■ Données fournies:
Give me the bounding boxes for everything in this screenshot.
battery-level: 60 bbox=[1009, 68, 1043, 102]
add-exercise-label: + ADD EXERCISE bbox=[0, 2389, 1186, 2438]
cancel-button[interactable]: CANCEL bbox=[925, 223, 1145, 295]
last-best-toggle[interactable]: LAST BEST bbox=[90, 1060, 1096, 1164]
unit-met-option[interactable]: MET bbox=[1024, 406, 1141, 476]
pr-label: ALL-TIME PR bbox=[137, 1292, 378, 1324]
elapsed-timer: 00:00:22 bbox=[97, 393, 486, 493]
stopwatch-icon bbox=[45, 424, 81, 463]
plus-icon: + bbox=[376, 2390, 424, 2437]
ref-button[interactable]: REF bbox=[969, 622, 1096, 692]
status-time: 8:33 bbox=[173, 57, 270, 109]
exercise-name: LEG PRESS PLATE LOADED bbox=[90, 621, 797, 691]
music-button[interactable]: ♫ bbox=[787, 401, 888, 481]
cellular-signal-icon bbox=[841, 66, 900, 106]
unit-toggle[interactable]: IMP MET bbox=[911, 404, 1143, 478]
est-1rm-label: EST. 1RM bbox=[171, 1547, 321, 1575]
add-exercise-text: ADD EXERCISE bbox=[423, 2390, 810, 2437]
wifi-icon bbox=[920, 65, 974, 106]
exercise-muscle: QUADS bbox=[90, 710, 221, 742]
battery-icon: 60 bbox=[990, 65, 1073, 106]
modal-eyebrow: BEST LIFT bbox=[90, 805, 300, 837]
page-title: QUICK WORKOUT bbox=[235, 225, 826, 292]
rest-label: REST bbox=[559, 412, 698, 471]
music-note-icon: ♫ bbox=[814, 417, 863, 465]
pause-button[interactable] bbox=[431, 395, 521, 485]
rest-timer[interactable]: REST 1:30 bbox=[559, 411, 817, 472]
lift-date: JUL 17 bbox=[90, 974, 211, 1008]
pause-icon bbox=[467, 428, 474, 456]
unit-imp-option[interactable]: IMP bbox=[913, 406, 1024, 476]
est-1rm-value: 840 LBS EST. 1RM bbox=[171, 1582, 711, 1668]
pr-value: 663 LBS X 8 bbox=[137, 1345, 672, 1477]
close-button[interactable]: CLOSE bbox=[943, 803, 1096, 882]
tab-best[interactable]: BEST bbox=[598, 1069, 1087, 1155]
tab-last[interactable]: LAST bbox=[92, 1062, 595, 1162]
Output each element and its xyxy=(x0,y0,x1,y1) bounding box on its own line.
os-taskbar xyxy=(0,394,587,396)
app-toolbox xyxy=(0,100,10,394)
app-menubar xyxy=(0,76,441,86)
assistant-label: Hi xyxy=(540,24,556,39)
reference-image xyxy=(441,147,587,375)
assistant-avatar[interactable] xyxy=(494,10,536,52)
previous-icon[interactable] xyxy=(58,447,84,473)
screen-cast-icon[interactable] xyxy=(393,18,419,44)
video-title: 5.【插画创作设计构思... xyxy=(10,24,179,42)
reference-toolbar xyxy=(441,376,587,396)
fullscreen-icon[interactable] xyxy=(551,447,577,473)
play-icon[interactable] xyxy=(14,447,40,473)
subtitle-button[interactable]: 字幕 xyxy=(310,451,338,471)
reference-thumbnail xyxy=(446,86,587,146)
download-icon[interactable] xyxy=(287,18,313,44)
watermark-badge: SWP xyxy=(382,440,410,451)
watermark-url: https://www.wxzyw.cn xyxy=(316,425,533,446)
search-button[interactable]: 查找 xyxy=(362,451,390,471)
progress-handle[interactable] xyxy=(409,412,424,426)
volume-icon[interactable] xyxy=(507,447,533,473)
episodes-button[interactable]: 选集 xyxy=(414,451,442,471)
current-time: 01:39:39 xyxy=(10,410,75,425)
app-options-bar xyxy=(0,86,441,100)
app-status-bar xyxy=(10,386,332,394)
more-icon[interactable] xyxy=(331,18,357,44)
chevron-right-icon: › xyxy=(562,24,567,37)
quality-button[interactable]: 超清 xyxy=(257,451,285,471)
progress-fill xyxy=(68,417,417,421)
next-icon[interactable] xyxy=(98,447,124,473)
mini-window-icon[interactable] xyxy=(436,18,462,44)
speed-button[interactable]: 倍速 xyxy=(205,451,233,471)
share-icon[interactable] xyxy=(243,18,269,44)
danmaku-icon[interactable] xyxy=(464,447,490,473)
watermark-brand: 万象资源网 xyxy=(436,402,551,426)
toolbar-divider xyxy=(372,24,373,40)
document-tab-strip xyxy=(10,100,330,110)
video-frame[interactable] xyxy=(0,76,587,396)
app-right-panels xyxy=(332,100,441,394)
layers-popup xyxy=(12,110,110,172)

■ Travail demandé:
Renommez "interactable" en "clickable" dans toutes les lignes des enregistrements ci-dessus, puis recopiez-les sans rien modifier d'autre.

■ Résultat final:
Give me the bounding boxes for everything in this screenshot.
battery-level: 60 bbox=[1009, 68, 1043, 102]
add-exercise-label: + ADD EXERCISE bbox=[0, 2389, 1186, 2438]
cancel-button[clickable]: CANCEL bbox=[925, 223, 1145, 295]
last-best-toggle[clickable]: LAST BEST bbox=[90, 1060, 1096, 1164]
unit-met-option[clickable]: MET bbox=[1024, 406, 1141, 476]
pr-label: ALL-TIME PR bbox=[137, 1292, 378, 1324]
elapsed-timer: 00:00:22 bbox=[97, 393, 486, 493]
stopwatch-icon bbox=[45, 424, 81, 463]
plus-icon: + bbox=[376, 2390, 424, 2437]
ref-button[clickable]: REF bbox=[969, 622, 1096, 692]
status-time: 8:33 bbox=[173, 57, 270, 109]
exercise-name: LEG PRESS PLATE LOADED bbox=[90, 621, 797, 691]
music-button[clickable]: ♫ bbox=[787, 401, 888, 481]
cellular-signal-icon bbox=[841, 66, 900, 106]
unit-toggle[clickable]: IMP MET bbox=[911, 404, 1143, 478]
est-1rm-label: EST. 1RM bbox=[171, 1547, 321, 1575]
add-exercise-text: ADD EXERCISE bbox=[423, 2390, 810, 2437]
wifi-icon bbox=[920, 65, 974, 106]
exercise-muscle: QUADS bbox=[90, 710, 221, 742]
battery-icon: 60 bbox=[990, 65, 1073, 106]
modal-eyebrow: BEST LIFT bbox=[90, 805, 300, 837]
page-title: QUICK WORKOUT bbox=[235, 225, 826, 292]
rest-label: REST bbox=[559, 412, 698, 471]
music-note-icon: ♫ bbox=[814, 417, 863, 465]
pause-button[clickable] bbox=[431, 395, 521, 485]
rest-timer[clickable]: REST 1:30 bbox=[559, 411, 817, 472]
lift-date: JUL 17 bbox=[90, 974, 211, 1008]
pause-icon bbox=[467, 428, 474, 456]
unit-imp-option[clickable]: IMP bbox=[913, 406, 1024, 476]
est-1rm-value: 840 LBS EST. 1RM bbox=[171, 1582, 711, 1668]
pr-value: 663 LBS X 8 bbox=[137, 1345, 672, 1477]
close-button[clickable]: CLOSE bbox=[943, 803, 1096, 882]
tab-best[clickable]: BEST bbox=[598, 1069, 1087, 1155]
tab-last[clickable]: LAST bbox=[92, 1062, 595, 1162]
Output each element and its xyxy=(x0,y0,x1,y1) bounding box on its own line.
os-taskbar xyxy=(0,394,587,396)
app-toolbox xyxy=(0,100,10,394)
app-menubar xyxy=(0,76,441,86)
assistant-label: Hi xyxy=(540,24,556,39)
reference-image xyxy=(441,147,587,375)
assistant-avatar[clickable] xyxy=(494,10,536,52)
previous-icon[clickable] xyxy=(58,447,84,473)
screen-cast-icon[clickable] xyxy=(393,18,419,44)
video-title: 5.【插画创作设计构思... xyxy=(10,24,179,42)
reference-toolbar xyxy=(441,376,587,396)
fullscreen-icon[clickable] xyxy=(551,447,577,473)
play-icon[clickable] xyxy=(14,447,40,473)
subtitle-button[clickable]: 字幕 xyxy=(310,451,338,471)
reference-thumbnail xyxy=(446,86,587,146)
download-icon[clickable] xyxy=(287,18,313,44)
watermark-badge: SWP xyxy=(382,440,410,451)
watermark-url: https://www.wxzyw.cn xyxy=(316,425,533,446)
search-button[clickable]: 查找 xyxy=(362,451,390,471)
progress-handle[clickable] xyxy=(409,412,424,426)
volume-icon[clickable] xyxy=(507,447,533,473)
episodes-button[clickable]: 选集 xyxy=(414,451,442,471)
current-time: 01:39:39 xyxy=(10,410,75,425)
app-options-bar xyxy=(0,86,441,100)
app-status-bar xyxy=(10,386,332,394)
more-icon[clickable] xyxy=(331,18,357,44)
chevron-right-icon: › xyxy=(562,24,567,37)
quality-button[clickable]: 超清 xyxy=(257,451,285,471)
progress-fill xyxy=(68,417,417,421)
next-icon[clickable] xyxy=(98,447,124,473)
mini-window-icon[clickable] xyxy=(436,18,462,44)
speed-button[clickable]: 倍速 xyxy=(205,451,233,471)
share-icon[clickable] xyxy=(243,18,269,44)
danmaku-icon[clickable] xyxy=(464,447,490,473)
watermark-brand: 万象资源网 xyxy=(436,402,551,426)
toolbar-divider xyxy=(372,24,373,40)
document-tab-strip xyxy=(10,100,330,110)
video-frame[clickable] xyxy=(0,76,587,396)
app-right-panels xyxy=(332,100,441,394)
layers-popup xyxy=(12,110,110,172)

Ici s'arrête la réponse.